:: The records ::

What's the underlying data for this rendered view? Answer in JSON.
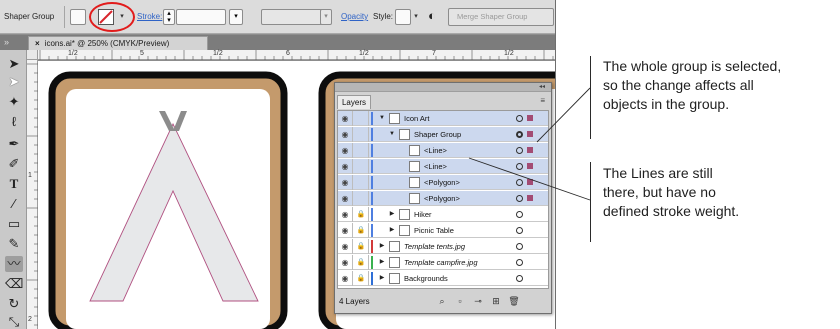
{
  "control_bar": {
    "selection_label": "Shaper Group",
    "stroke_label": "Stroke:",
    "opacity_label": "Opacity",
    "style_label": "Style:",
    "merge_button": "Merge Shaper Group"
  },
  "document": {
    "tab_title": "icons.ai* @ 250% (CMYK/Preview)"
  },
  "rulers": {
    "top_labels": [
      "1/2",
      "5",
      "1/2",
      "6",
      "1/2",
      "7",
      "1/2"
    ],
    "left_labels": [
      "1",
      "2"
    ]
  },
  "tools": {
    "icons": [
      "selection-tool-icon",
      "direct-selection-tool-icon",
      "magic-wand-icon",
      "lasso-icon",
      "pen-tool-icon",
      "curvature-tool-icon",
      "type-tool-icon",
      "line-tool-icon",
      "rectangle-tool-icon",
      "paintbrush-icon",
      "shaper-tool-icon",
      "eraser-icon",
      "rotate-tool-icon",
      "scale-tool-icon"
    ]
  },
  "layers_panel": {
    "tab_label": "Layers",
    "rows": [
      {
        "name": "Icon Art",
        "level": 0,
        "twist": "open",
        "lock": false,
        "italic": false,
        "color": "#4f7fe0",
        "selected": true
      },
      {
        "name": "Shaper Group",
        "level": 1,
        "twist": "open",
        "lock": false,
        "italic": false,
        "color": "#4f7fe0",
        "selected": true
      },
      {
        "name": "<Line>",
        "level": 2,
        "twist": "",
        "lock": false,
        "italic": false,
        "color": "#4f7fe0",
        "selected": true
      },
      {
        "name": "<Line>",
        "level": 2,
        "twist": "",
        "lock": false,
        "italic": false,
        "color": "#4f7fe0",
        "selected": true
      },
      {
        "name": "<Polygon>",
        "level": 2,
        "twist": "",
        "lock": false,
        "italic": false,
        "color": "#4f7fe0",
        "selected": true
      },
      {
        "name": "<Polygon>",
        "level": 2,
        "twist": "",
        "lock": false,
        "italic": false,
        "color": "#4f7fe0",
        "selected": true
      },
      {
        "name": "Hiker",
        "level": 1,
        "twist": "closed",
        "lock": true,
        "italic": false,
        "color": "#4f7fe0",
        "selected": false
      },
      {
        "name": "Picnic Table",
        "level": 1,
        "twist": "closed",
        "lock": true,
        "italic": false,
        "color": "#4f7fe0",
        "selected": false
      },
      {
        "name": "Template tents.jpg",
        "level": 0,
        "twist": "closed",
        "lock": true,
        "italic": true,
        "color": "#d23a3a",
        "selected": false
      },
      {
        "name": "Template campfire.jpg",
        "level": 0,
        "twist": "closed",
        "lock": true,
        "italic": true,
        "color": "#3ab14f",
        "selected": false
      },
      {
        "name": "Backgrounds",
        "level": 0,
        "twist": "closed",
        "lock": true,
        "italic": false,
        "color": "#2f6fd6",
        "selected": false
      }
    ],
    "footer_count": "4 Layers"
  },
  "callouts": {
    "top": [
      "The whole group is selected,",
      "so the change affects all",
      "objects in the group."
    ],
    "bottom": [
      "The Lines are still",
      "there, but have no",
      "defined stroke weight."
    ]
  },
  "colors": {
    "accent_red": "#e21b1b",
    "artboard_tan": "#c49a6c",
    "selection_magenta": "#b05080"
  }
}
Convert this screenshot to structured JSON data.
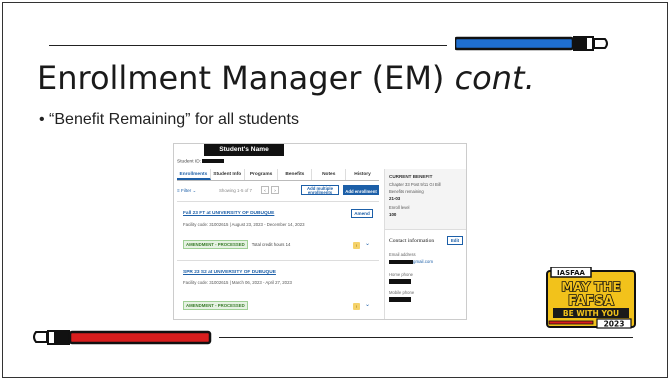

:::

▶ [Problem statement]:
Work through the records line by line and tally those with the word "JSON". Report only the total.

▶ [Result of the task]:
2